* _DATA EXCERPTS_

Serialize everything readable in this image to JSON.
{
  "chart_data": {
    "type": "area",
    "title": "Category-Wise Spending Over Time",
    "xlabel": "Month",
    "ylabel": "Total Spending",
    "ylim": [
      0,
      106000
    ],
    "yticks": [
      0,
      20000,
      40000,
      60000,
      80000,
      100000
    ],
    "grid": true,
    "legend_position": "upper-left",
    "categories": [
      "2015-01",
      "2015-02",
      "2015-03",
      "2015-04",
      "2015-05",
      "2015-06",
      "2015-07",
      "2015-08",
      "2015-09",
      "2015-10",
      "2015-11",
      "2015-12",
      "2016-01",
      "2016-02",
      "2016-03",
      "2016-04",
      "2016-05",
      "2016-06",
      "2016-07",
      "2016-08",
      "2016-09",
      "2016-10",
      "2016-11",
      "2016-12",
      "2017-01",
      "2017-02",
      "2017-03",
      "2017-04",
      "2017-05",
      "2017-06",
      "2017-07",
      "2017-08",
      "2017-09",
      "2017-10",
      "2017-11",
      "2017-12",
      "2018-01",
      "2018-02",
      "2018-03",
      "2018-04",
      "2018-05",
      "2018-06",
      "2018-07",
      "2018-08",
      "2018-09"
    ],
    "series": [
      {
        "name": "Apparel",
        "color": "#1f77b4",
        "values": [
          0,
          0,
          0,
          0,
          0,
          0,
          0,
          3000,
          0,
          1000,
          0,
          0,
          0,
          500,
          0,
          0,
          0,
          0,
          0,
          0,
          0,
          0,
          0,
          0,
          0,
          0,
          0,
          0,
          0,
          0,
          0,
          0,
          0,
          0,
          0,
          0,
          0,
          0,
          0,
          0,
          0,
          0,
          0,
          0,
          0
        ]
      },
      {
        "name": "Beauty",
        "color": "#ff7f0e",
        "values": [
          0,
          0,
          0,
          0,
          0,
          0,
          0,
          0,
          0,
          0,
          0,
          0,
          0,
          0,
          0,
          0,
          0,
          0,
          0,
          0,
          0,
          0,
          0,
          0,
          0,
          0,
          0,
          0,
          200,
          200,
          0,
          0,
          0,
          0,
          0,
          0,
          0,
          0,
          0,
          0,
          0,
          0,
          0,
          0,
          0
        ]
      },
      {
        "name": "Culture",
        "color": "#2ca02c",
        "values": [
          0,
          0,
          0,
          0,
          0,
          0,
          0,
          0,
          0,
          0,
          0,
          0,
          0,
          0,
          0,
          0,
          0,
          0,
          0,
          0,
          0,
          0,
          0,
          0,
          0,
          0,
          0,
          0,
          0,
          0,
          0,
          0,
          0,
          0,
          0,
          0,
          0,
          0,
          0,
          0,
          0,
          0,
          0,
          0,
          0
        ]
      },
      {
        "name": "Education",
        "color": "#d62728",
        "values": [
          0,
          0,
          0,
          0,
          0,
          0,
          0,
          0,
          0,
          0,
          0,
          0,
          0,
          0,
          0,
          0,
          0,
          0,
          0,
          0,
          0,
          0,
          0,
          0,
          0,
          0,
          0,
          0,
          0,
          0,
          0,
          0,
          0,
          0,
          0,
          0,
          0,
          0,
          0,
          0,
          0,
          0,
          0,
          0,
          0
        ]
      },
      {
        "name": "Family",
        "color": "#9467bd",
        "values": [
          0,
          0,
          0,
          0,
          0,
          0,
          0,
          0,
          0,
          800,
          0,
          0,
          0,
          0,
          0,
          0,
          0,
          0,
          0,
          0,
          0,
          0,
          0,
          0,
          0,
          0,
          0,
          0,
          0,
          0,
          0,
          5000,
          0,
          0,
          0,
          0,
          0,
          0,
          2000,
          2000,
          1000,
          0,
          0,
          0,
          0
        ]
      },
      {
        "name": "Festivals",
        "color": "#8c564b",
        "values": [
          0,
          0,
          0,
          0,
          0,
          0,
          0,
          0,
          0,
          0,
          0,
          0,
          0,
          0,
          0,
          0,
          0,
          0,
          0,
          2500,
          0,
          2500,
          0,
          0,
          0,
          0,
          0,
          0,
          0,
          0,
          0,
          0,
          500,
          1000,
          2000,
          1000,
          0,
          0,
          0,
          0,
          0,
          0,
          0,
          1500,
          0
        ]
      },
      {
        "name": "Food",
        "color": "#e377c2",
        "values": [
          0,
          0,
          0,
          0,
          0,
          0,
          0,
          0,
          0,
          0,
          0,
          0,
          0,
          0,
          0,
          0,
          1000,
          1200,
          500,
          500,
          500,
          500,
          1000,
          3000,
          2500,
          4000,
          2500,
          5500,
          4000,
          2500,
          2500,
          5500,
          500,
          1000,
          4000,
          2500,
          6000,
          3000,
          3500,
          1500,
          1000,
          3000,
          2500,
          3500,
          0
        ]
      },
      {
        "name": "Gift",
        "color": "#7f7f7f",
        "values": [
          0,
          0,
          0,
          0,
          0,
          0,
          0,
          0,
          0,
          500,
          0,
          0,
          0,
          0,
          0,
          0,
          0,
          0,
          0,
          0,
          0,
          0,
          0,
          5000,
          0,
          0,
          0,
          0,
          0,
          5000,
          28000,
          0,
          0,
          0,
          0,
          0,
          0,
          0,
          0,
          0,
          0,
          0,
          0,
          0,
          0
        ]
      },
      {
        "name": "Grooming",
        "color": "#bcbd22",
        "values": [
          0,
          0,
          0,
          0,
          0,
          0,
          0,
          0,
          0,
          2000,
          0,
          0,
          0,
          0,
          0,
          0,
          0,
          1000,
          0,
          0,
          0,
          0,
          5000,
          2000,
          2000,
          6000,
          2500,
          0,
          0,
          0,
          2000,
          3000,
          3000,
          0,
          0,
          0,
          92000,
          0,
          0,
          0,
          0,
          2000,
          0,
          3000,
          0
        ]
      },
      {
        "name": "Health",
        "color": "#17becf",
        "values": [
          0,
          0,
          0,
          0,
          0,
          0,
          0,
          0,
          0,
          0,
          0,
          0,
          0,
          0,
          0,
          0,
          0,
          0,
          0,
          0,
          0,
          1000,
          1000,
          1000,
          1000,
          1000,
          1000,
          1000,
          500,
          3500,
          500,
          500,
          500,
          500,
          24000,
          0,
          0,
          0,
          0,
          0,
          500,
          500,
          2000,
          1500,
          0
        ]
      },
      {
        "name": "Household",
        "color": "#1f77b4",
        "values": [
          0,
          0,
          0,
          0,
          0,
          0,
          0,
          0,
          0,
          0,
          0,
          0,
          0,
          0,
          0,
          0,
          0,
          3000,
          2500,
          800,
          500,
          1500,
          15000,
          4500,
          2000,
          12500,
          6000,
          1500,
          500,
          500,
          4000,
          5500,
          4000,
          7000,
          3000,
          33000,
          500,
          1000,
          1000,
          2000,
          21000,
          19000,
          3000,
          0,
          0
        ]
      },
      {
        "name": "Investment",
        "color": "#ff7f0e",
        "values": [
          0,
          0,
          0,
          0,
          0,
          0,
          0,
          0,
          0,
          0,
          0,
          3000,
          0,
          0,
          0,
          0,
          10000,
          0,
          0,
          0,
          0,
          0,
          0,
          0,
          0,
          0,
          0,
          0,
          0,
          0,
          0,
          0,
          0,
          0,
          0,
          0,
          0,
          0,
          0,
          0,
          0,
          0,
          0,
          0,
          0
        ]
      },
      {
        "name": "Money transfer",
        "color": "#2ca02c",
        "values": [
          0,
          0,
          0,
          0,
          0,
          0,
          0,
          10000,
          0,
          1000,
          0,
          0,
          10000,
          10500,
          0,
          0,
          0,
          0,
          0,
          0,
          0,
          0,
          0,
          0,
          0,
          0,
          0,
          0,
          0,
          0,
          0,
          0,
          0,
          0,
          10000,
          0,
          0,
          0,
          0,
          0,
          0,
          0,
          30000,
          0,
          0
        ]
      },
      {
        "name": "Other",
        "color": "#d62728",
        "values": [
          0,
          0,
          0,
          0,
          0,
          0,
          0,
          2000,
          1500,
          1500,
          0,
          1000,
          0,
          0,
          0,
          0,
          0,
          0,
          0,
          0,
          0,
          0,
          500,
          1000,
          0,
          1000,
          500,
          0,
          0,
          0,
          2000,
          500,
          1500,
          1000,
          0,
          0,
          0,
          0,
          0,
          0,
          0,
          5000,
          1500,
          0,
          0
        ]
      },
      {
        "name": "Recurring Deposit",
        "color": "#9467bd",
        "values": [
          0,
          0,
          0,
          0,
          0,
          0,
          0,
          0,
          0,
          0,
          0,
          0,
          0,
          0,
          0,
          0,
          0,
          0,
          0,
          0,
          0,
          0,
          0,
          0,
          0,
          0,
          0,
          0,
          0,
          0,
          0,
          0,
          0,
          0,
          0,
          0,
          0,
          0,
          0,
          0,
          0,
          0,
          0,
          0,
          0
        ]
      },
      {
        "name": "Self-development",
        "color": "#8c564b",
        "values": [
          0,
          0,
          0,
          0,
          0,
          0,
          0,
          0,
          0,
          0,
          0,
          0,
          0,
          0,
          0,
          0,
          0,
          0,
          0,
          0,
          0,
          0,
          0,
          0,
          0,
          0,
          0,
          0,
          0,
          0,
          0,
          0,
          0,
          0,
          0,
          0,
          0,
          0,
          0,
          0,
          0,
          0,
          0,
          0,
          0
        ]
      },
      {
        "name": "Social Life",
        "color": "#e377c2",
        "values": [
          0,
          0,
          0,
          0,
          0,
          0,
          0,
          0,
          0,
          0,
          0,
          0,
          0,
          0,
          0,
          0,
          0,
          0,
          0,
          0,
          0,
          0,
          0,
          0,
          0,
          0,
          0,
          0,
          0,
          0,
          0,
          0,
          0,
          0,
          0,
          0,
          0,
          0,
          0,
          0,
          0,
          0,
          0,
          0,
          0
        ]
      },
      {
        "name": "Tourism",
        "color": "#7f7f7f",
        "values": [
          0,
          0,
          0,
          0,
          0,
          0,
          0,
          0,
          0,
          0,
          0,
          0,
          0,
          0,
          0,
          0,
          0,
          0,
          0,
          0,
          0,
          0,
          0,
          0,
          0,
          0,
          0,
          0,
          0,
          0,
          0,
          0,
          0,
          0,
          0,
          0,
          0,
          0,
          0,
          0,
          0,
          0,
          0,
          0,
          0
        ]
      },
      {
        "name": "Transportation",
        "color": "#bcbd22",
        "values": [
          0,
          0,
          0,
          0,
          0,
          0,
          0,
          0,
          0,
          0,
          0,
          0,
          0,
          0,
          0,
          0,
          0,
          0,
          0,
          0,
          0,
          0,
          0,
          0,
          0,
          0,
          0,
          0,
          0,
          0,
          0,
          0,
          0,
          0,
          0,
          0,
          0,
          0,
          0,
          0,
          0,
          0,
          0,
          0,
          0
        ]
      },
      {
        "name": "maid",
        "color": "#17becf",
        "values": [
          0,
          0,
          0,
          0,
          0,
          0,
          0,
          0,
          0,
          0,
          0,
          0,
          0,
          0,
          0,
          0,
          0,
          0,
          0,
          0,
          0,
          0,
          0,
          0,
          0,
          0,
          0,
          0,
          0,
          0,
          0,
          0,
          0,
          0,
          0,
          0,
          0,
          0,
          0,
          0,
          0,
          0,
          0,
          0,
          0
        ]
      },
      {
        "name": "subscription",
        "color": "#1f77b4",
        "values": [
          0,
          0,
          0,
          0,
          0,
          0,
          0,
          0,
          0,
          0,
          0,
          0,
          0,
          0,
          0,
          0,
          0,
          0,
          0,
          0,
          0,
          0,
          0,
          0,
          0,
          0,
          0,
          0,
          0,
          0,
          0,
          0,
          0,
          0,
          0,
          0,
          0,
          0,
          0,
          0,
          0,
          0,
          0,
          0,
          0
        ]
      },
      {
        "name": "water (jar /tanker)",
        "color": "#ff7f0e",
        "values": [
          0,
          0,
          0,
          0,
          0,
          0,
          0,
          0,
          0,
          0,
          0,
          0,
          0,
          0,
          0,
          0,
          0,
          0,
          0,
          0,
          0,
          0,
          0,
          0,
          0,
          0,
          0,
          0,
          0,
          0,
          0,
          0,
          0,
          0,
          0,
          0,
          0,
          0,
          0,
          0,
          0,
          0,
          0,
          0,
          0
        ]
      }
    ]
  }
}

* _INSTRUCTIONS FOR THE TASK_
Your task is to report how many lines of the material include the string "Spending". Give the number and no other words.

* _SOLVED EXERCISE_
2